## TASK STATEMENT
Go through the material and pull out every line with the string "JSON" in it.

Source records
####################

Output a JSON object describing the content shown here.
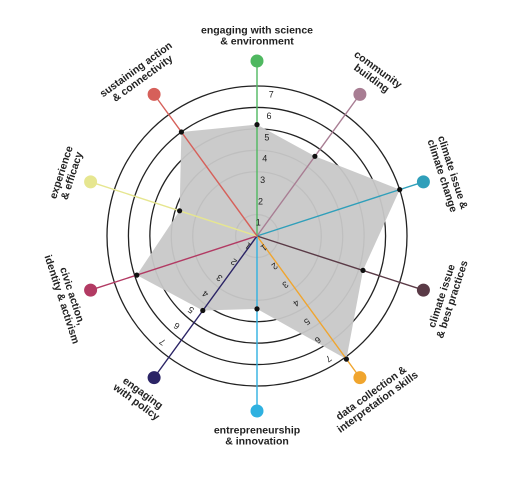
{
  "chart_data": {
    "type": "radar",
    "title": "",
    "rmax": 7,
    "rings": [
      1,
      3,
      4,
      5,
      6,
      7
    ],
    "tick_values": [
      1,
      2,
      3,
      4,
      5,
      6,
      7
    ],
    "axes": [
      {
        "label": [
          "engaging with science",
          "& environment"
        ],
        "color": "#4fb860",
        "value": 5.2
      },
      {
        "label": [
          "community",
          "building"
        ],
        "color": "#a87d93",
        "value": 4.6
      },
      {
        "label": [
          "climate issue &",
          "climate change"
        ],
        "color": "#2f9fba",
        "value": 7.0
      },
      {
        "label": [
          "climate issue",
          "& best practices"
        ],
        "color": "#5a3a46",
        "value": 5.2
      },
      {
        "label": [
          "data collection &",
          "interpretation skills"
        ],
        "color": "#f0a52e",
        "value": 7.1
      },
      {
        "label": [
          "entrepreneurship",
          "& innovation"
        ],
        "color": "#2fb1e0",
        "value": 3.4
      },
      {
        "label": [
          "engaging",
          "with policy"
        ],
        "color": "#2b2466",
        "value": 4.3
      },
      {
        "label": [
          "civic action,",
          "identity & activism"
        ],
        "color": "#b23a63",
        "value": 5.9
      },
      {
        "label": [
          "experience",
          "& efficacy"
        ],
        "color": "#e6e690",
        "value": 3.8
      },
      {
        "label": [
          "sustaining action",
          "& connectivity"
        ],
        "color": "#d6605a",
        "value": 6.0
      }
    ],
    "fill_color": "#c8c8c8",
    "ring_color": "#222222",
    "grid": true
  }
}
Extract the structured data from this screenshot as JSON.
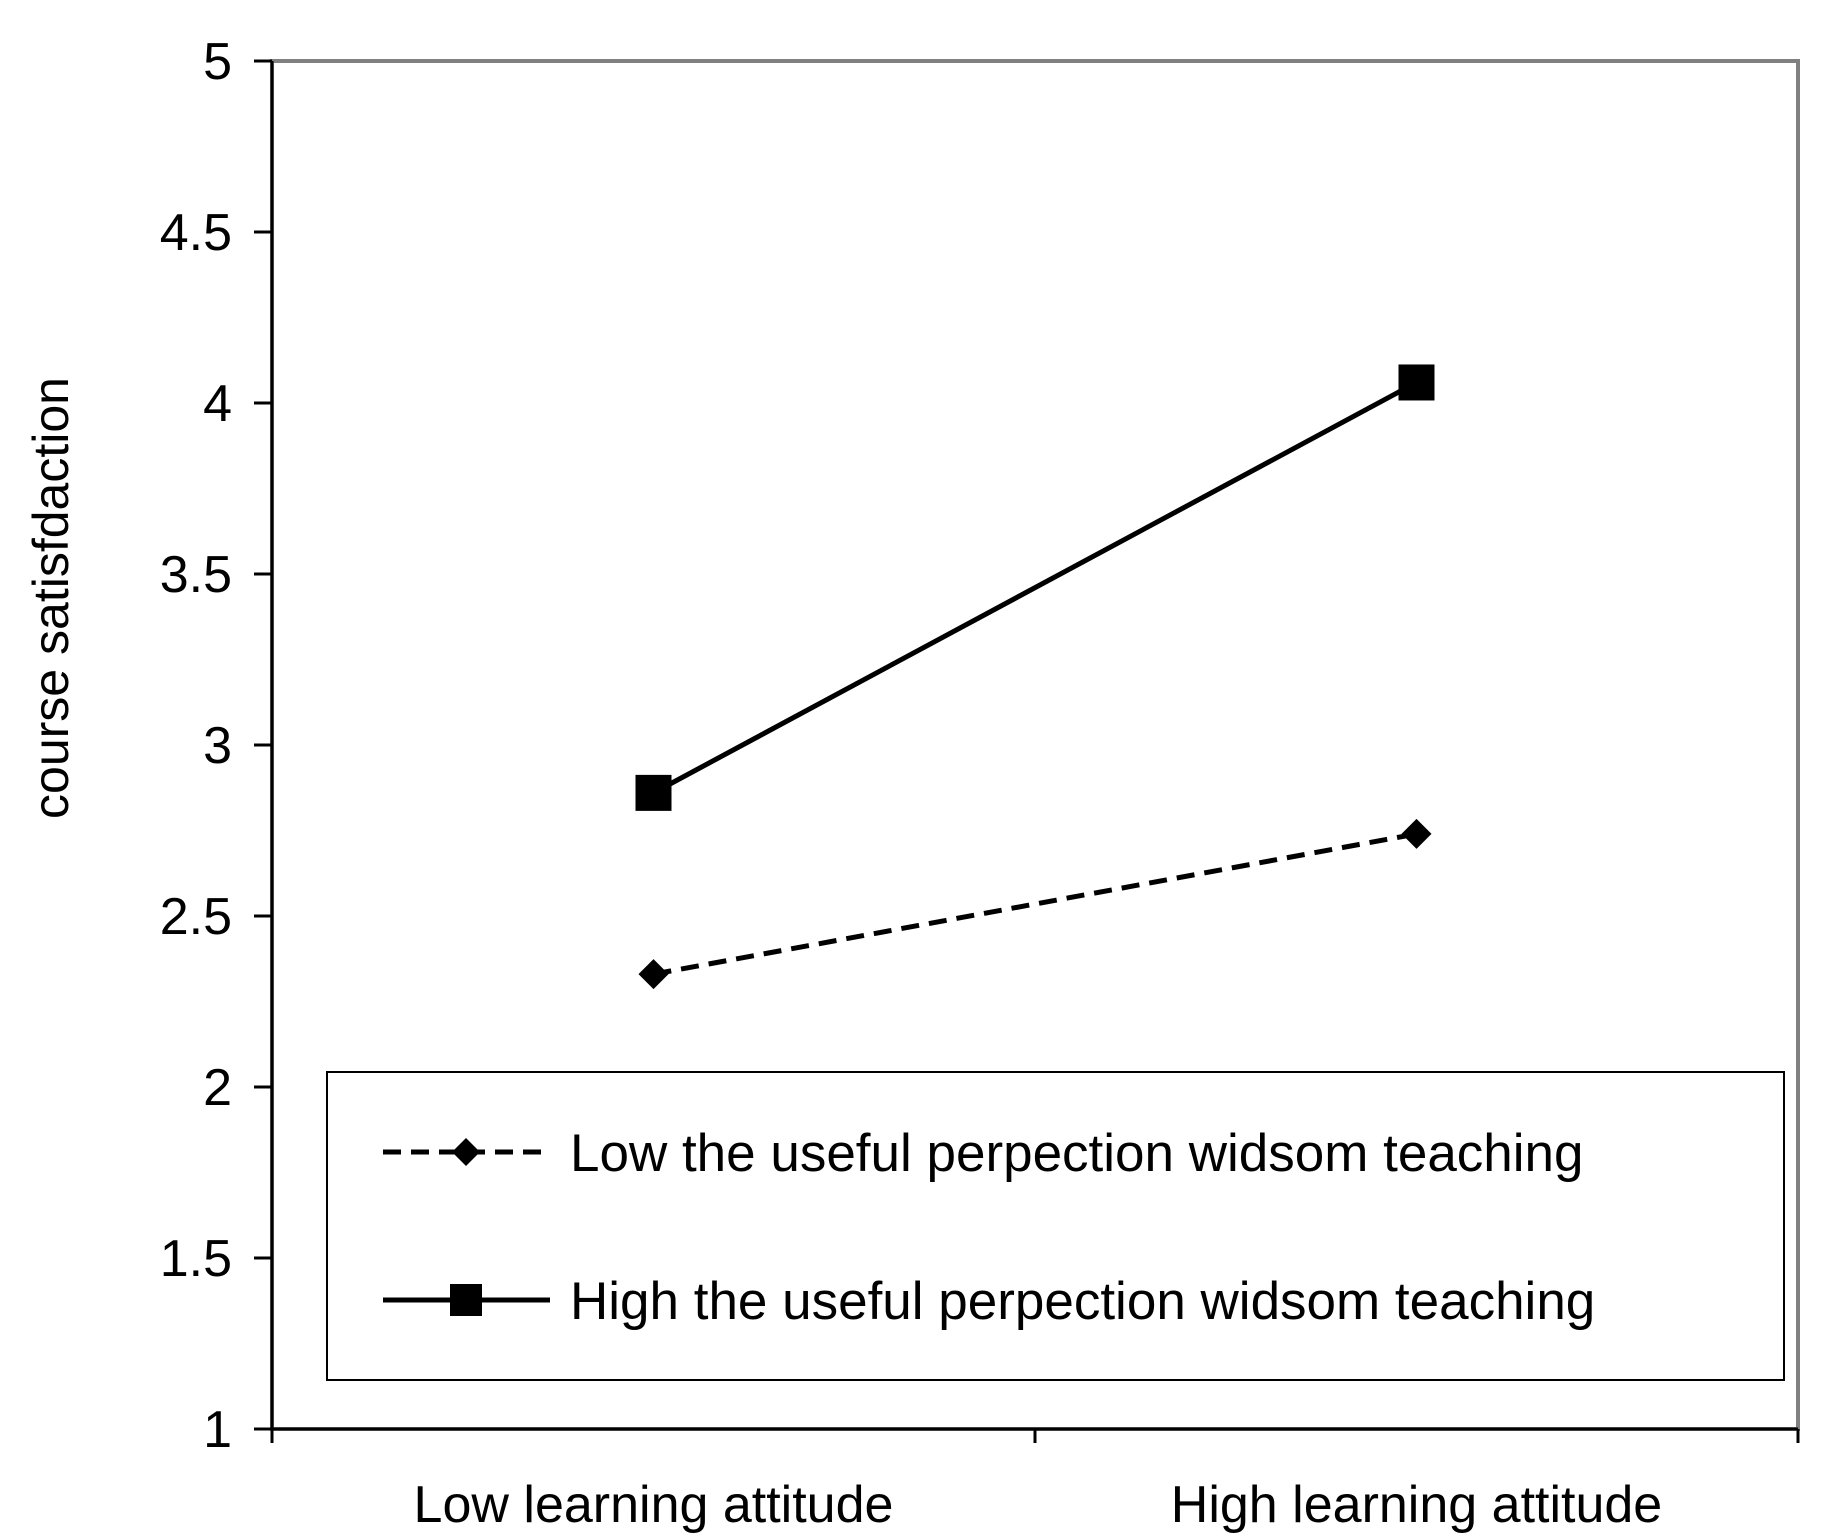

####################

## SOLUTION FOR THIS TASK
Output a JSON object describing the content shown here.
Extract the structured data from this screenshot as JSON.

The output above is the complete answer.